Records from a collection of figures
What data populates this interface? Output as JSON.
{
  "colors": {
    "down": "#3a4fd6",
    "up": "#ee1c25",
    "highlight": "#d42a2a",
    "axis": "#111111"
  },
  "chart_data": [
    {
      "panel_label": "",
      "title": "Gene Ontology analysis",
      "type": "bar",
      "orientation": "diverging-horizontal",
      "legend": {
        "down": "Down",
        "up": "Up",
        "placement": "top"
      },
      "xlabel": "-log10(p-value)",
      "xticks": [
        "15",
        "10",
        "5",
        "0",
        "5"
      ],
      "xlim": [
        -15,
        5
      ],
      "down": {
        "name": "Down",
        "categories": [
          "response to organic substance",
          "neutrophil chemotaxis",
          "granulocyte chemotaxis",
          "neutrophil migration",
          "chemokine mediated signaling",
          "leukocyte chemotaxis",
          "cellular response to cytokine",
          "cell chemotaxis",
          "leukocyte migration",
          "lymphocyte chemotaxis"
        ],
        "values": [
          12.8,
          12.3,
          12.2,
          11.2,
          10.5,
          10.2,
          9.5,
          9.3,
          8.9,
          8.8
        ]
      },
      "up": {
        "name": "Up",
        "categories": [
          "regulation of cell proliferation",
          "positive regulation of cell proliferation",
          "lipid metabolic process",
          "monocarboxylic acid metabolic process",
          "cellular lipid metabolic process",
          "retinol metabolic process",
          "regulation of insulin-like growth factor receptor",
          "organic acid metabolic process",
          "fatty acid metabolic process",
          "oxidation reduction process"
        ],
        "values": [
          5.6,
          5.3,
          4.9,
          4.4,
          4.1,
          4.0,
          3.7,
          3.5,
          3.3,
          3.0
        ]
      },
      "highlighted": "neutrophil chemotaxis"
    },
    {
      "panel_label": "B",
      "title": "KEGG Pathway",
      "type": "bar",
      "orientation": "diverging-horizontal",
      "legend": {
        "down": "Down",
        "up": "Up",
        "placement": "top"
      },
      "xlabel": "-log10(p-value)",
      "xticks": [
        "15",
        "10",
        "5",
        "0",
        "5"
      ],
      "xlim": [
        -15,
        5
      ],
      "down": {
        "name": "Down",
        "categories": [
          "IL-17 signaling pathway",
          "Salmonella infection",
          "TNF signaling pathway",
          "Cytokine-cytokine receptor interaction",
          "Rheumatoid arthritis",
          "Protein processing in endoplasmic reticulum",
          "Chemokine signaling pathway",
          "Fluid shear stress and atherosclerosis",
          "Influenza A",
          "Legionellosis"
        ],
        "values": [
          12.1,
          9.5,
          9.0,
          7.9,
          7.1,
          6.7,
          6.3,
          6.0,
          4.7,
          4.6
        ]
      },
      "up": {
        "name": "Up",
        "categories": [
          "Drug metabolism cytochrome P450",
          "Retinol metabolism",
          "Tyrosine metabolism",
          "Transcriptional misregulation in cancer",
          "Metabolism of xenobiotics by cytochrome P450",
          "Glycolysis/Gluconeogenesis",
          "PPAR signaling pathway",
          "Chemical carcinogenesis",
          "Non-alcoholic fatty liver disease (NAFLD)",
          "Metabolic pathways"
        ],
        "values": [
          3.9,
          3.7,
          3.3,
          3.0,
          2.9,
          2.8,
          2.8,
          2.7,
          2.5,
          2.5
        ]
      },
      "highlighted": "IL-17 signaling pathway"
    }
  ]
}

Brief
Using the records given above, list every line that includes the word "response".

Answer for the task
          "response to organic substance",
          "cellular response to cytokine",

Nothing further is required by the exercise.